EXERCISE DETAILS »
Determine how many lines in the data below contain "circle" and write only that number.

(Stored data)
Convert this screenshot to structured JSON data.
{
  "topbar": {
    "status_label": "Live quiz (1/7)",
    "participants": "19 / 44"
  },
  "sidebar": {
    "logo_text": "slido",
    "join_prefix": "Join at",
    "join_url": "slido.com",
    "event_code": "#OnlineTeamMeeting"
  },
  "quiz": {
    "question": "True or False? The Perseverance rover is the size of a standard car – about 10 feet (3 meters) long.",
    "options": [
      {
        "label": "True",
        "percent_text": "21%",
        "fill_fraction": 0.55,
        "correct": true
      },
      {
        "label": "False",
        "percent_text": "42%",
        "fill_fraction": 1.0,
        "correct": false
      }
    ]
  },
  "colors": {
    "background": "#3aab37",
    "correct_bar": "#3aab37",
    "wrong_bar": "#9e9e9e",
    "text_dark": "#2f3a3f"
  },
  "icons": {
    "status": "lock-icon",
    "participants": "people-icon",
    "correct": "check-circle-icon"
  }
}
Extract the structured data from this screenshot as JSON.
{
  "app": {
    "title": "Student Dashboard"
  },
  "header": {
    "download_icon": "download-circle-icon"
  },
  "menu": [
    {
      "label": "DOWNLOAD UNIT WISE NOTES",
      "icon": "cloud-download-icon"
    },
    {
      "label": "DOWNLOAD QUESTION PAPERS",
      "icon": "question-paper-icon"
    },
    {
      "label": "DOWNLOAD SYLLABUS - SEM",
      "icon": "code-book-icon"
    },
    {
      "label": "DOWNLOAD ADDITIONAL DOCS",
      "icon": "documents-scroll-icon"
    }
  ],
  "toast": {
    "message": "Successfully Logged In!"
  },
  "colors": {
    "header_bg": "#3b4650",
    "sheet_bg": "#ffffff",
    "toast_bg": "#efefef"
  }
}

==

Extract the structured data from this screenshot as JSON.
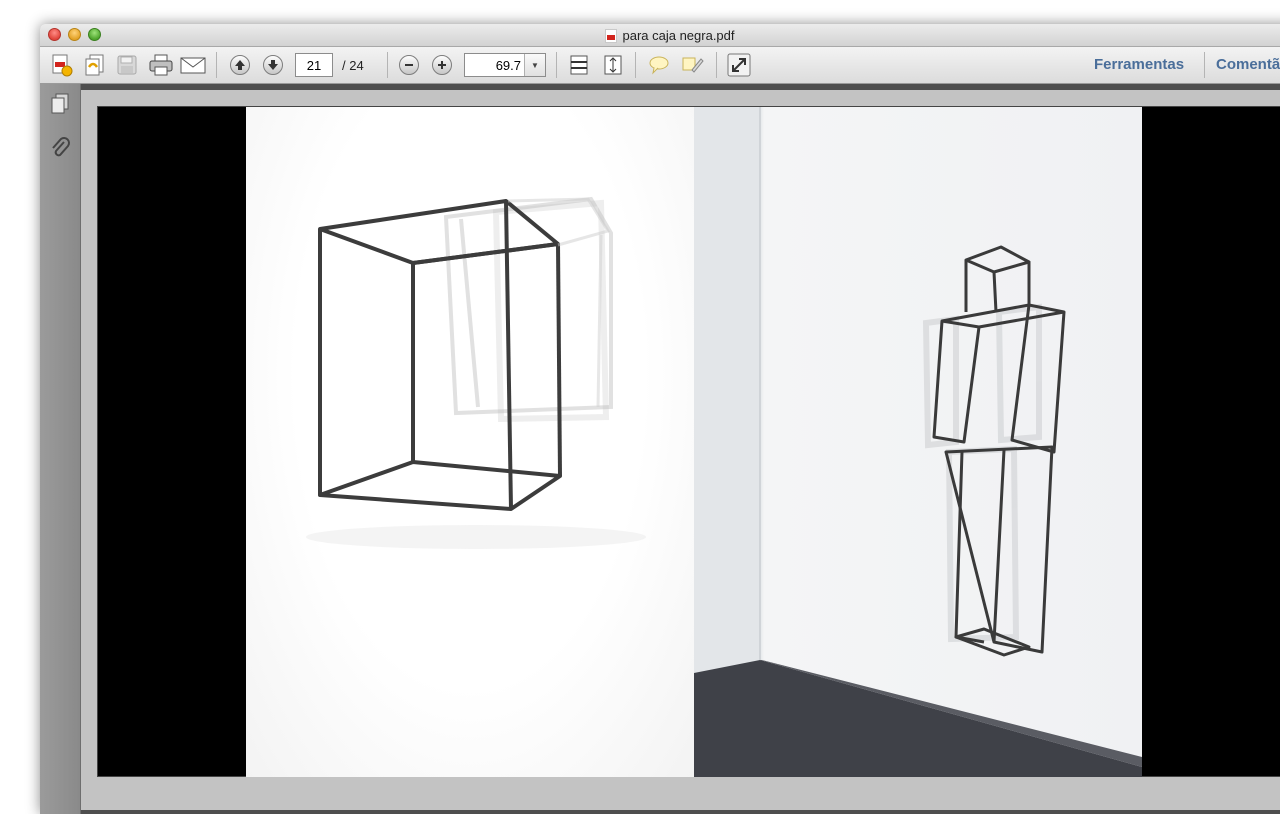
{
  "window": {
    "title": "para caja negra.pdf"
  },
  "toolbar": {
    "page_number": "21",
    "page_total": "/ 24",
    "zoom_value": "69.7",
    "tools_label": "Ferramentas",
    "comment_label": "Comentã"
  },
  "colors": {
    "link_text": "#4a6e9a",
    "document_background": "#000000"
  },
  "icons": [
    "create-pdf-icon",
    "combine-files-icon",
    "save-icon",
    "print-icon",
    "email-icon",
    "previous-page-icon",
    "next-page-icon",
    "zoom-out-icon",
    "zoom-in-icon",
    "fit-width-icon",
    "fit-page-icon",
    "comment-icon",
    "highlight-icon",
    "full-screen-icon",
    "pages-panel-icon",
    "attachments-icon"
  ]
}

* * *

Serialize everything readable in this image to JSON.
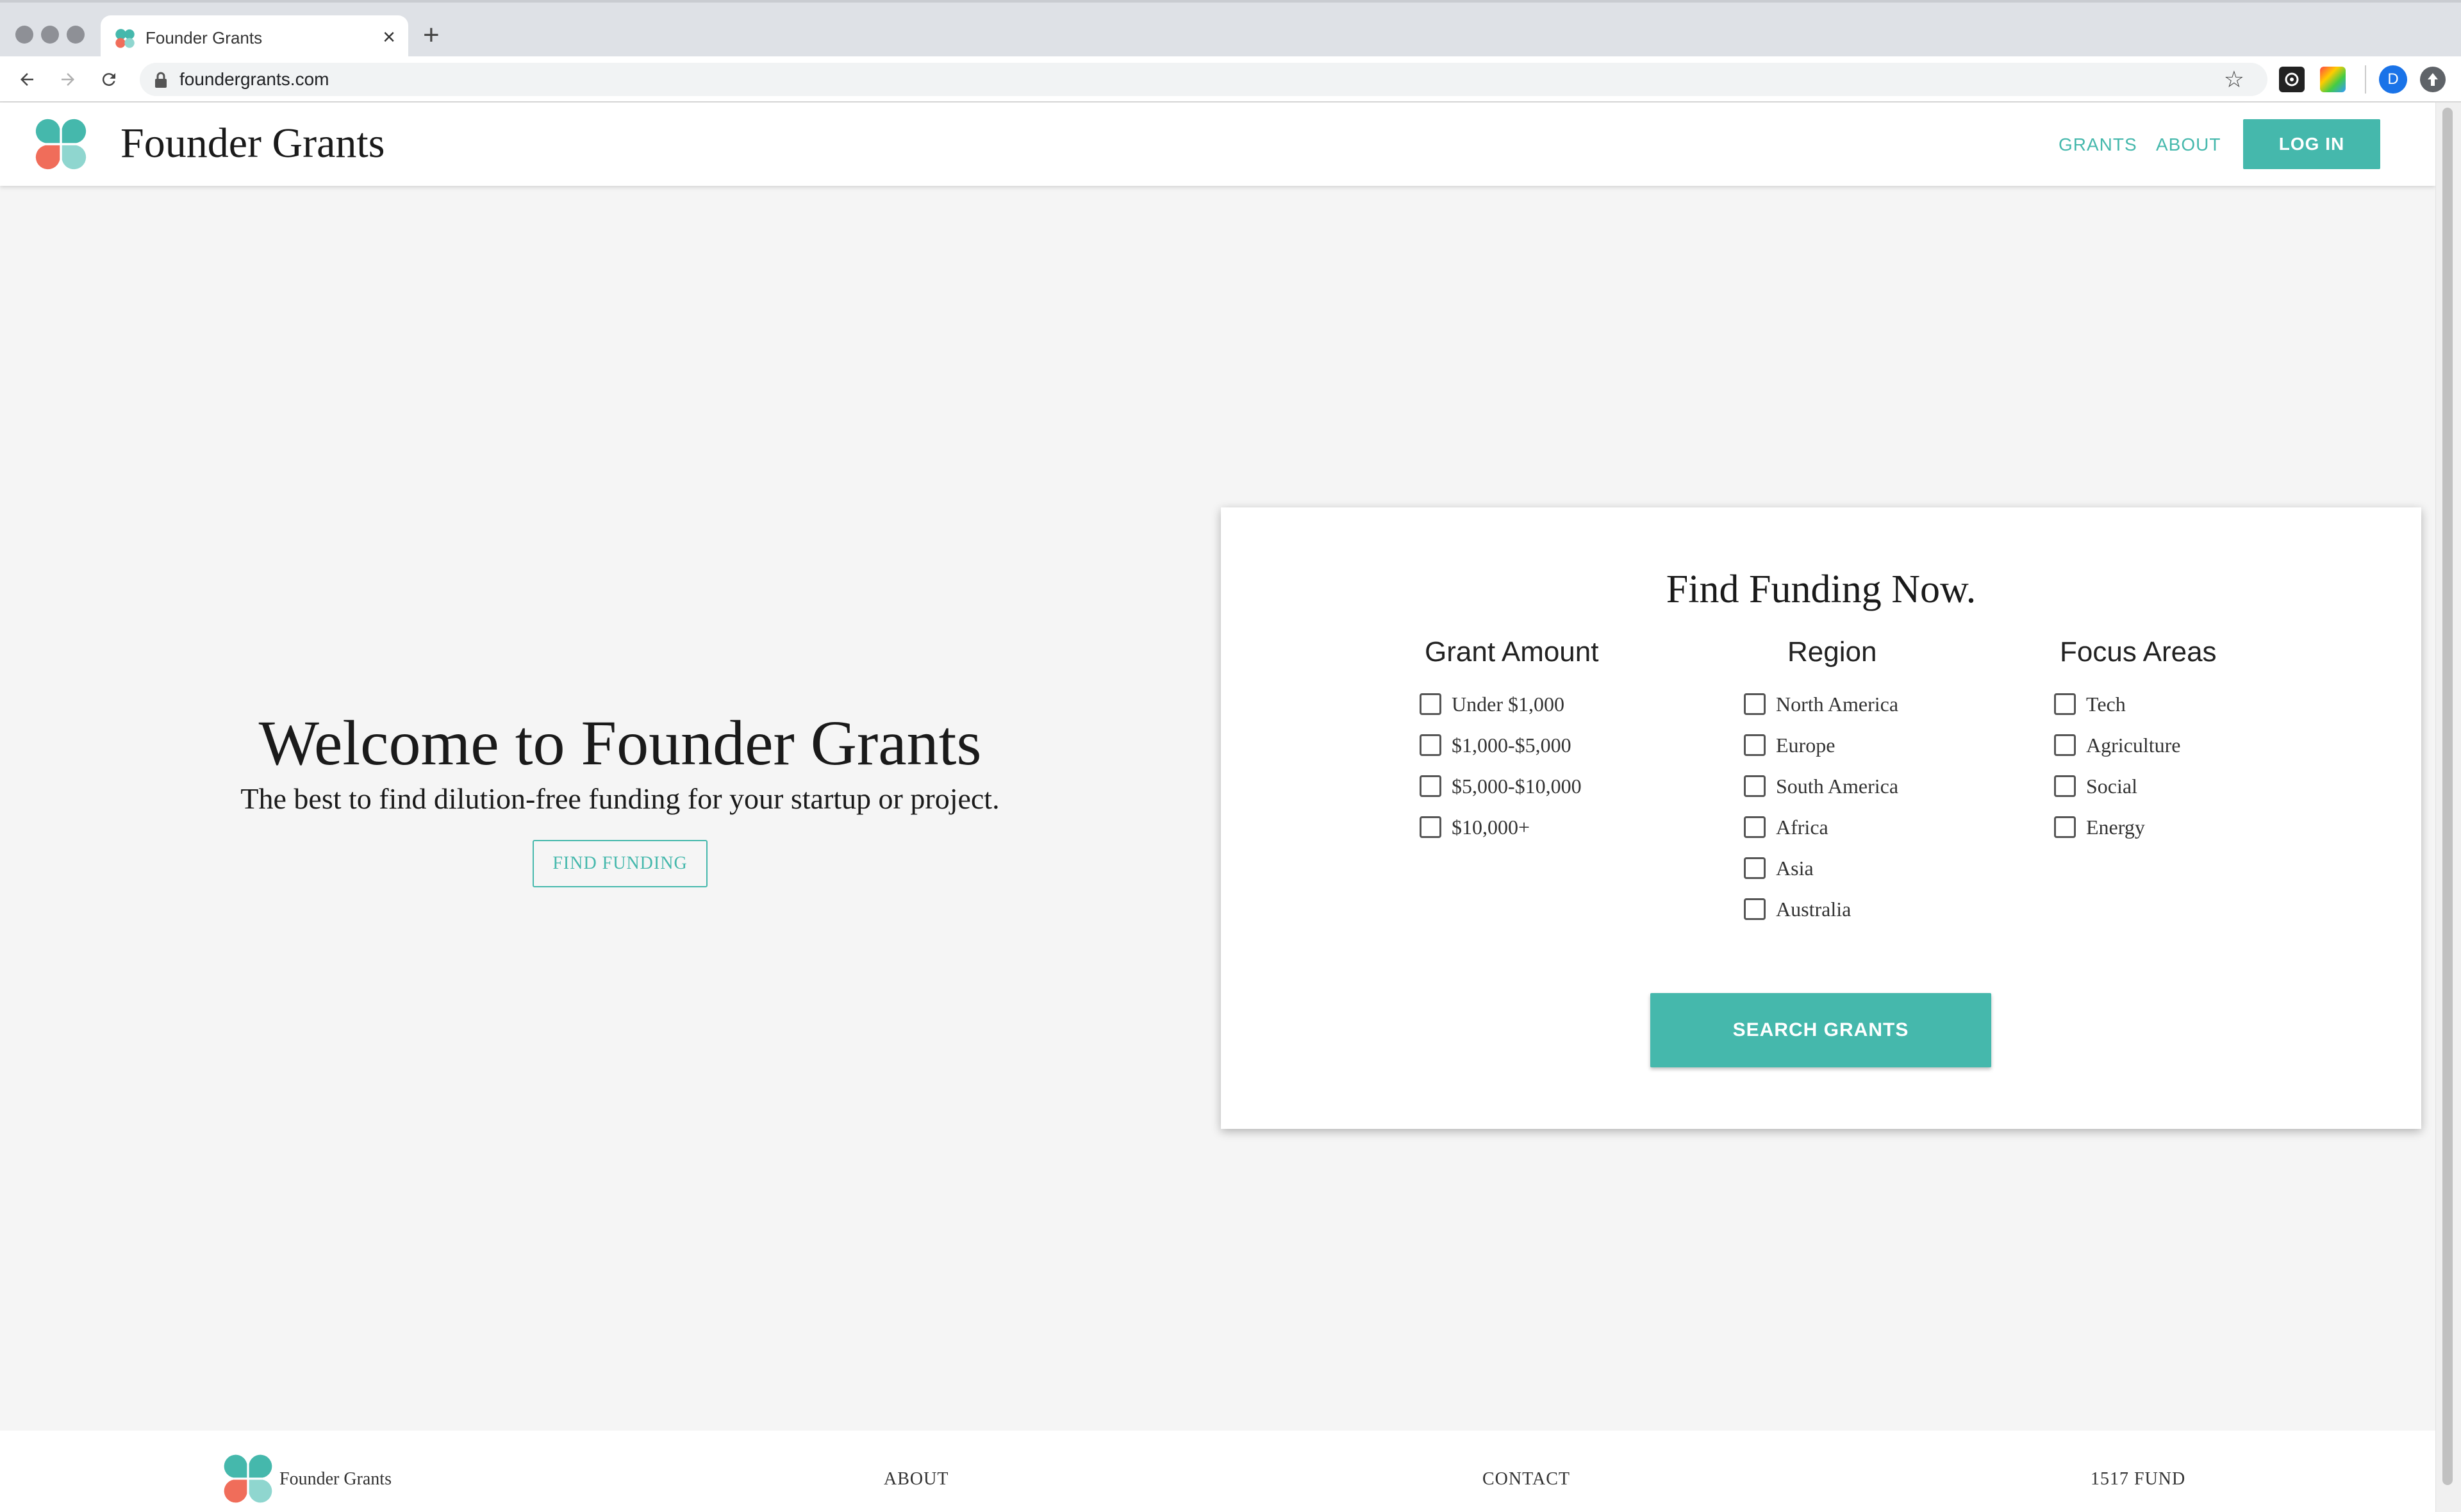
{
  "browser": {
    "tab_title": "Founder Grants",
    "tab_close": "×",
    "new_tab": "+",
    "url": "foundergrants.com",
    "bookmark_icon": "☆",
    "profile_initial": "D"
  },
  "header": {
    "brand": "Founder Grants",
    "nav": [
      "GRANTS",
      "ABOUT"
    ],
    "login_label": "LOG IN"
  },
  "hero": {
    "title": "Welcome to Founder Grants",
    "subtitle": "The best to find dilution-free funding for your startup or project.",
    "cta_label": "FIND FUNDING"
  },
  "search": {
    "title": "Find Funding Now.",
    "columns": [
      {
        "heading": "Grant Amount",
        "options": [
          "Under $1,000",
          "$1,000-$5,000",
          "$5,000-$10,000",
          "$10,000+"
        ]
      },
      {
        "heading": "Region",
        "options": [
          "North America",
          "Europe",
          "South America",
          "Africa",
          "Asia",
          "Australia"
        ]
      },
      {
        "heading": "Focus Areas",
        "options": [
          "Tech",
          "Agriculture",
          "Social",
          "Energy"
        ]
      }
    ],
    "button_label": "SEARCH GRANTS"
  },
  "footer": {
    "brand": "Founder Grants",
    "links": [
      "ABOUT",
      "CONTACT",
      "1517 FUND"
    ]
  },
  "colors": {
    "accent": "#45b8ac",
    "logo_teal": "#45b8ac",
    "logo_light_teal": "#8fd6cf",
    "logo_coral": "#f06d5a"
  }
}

RESULT OF THIS EXERCISE »
2